_Task_: Make an exact copy of each entry, leaving out every picture.

_Stored data_:
- - - -

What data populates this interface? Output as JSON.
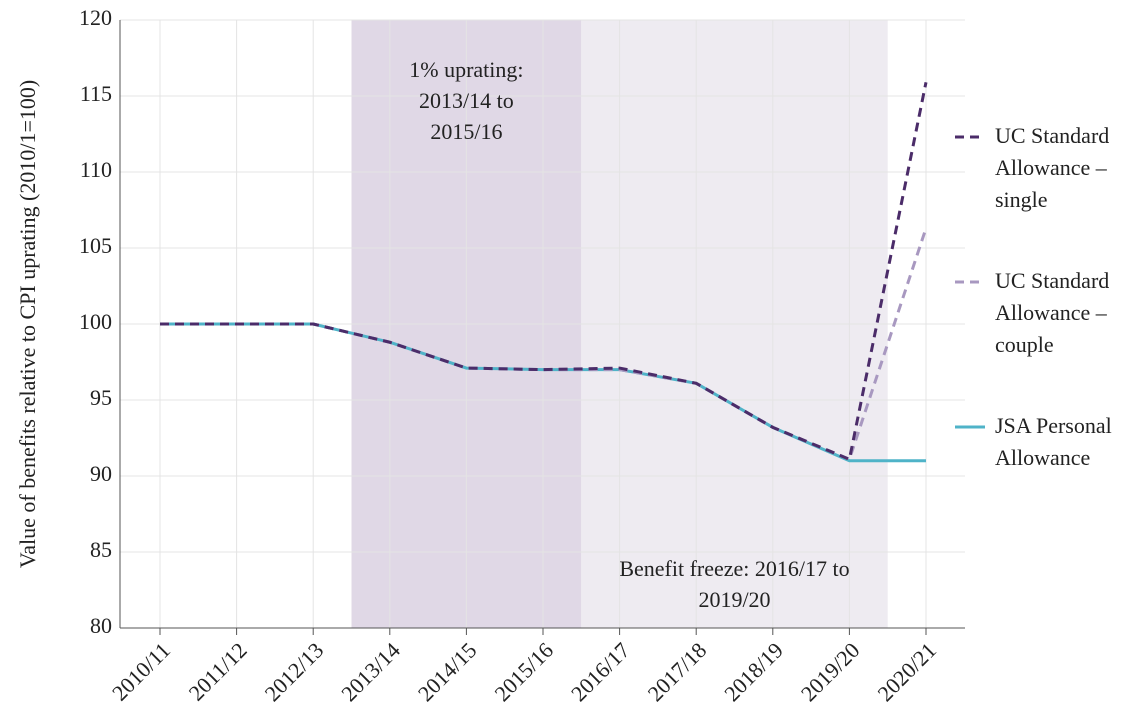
{
  "chart_data": {
    "type": "line",
    "y_label": "Value of benefits relative to CPI uprating (2010/1=100)",
    "categories": [
      "2010/11",
      "2011/12",
      "2012/13",
      "2013/14",
      "2014/15",
      "2015/16",
      "2016/17",
      "2017/18",
      "2018/19",
      "2019/20",
      "2020/21"
    ],
    "series": [
      {
        "name": "UC Standard Allowance – single",
        "color": "#4b2c69",
        "linestyle": "dashed",
        "values": [
          100,
          100,
          100,
          98.8,
          97.1,
          97.0,
          97.1,
          96.1,
          93.2,
          91.1,
          115.9
        ]
      },
      {
        "name": "UC Standard Allowance – couple",
        "color": "#a898c0",
        "linestyle": "dashed",
        "values": [
          100,
          100,
          100,
          98.8,
          97.1,
          97.0,
          97.0,
          96.1,
          93.2,
          91.1,
          106.3
        ]
      },
      {
        "name": "JSA Personal Allowance",
        "color": "#4fb3c8",
        "linestyle": "solid",
        "values": [
          100,
          100,
          100,
          98.8,
          97.1,
          97.0,
          97.0,
          96.1,
          93.2,
          91.0,
          91.0
        ]
      }
    ],
    "shaded_regions": [
      {
        "start": "2013/14",
        "end": "2015/16",
        "color": "#e0d8e6",
        "label": "1% uprating: 2013/14 to 2015/16"
      },
      {
        "start": "2016/17",
        "end": "2019/20",
        "color": "#eeebf1",
        "label": "Benefit freeze: 2016/17 to 2019/20"
      }
    ],
    "ylim": [
      80,
      120
    ],
    "yticks": [
      80,
      85,
      90,
      95,
      100,
      105,
      110,
      115,
      120
    ],
    "grid": true,
    "legend": "right"
  }
}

- - - -

_Finished exercise_:
What data populates this interface? Output as JSON.
{
  "chart_data": {
    "type": "line",
    "y_label": "Value of benefits relative to CPI uprating (2010/1=100)",
    "categories": [
      "2010/11",
      "2011/12",
      "2012/13",
      "2013/14",
      "2014/15",
      "2015/16",
      "2016/17",
      "2017/18",
      "2018/19",
      "2019/20",
      "2020/21"
    ],
    "series": [
      {
        "name": "UC Standard Allowance – single",
        "color": "#4b2c69",
        "linestyle": "dashed",
        "values": [
          100,
          100,
          100,
          98.8,
          97.1,
          97.0,
          97.1,
          96.1,
          93.2,
          91.1,
          115.9
        ]
      },
      {
        "name": "UC Standard Allowance – couple",
        "color": "#a898c0",
        "linestyle": "dashed",
        "values": [
          100,
          100,
          100,
          98.8,
          97.1,
          97.0,
          97.0,
          96.1,
          93.2,
          91.1,
          106.3
        ]
      },
      {
        "name": "JSA Personal Allowance",
        "color": "#4fb3c8",
        "linestyle": "solid",
        "values": [
          100,
          100,
          100,
          98.8,
          97.1,
          97.0,
          97.0,
          96.1,
          93.2,
          91.0,
          91.0
        ]
      }
    ],
    "shaded_regions": [
      {
        "start": "2013/14",
        "end": "2015/16",
        "color": "#e0d8e6",
        "label": "1% uprating: 2013/14 to 2015/16"
      },
      {
        "start": "2016/17",
        "end": "2019/20",
        "color": "#eeebf1",
        "label": "Benefit freeze: 2016/17 to 2019/20"
      }
    ],
    "ylim": [
      80,
      120
    ],
    "yticks": [
      80,
      85,
      90,
      95,
      100,
      105,
      110,
      115,
      120
    ],
    "grid": true,
    "legend": "right"
  }
}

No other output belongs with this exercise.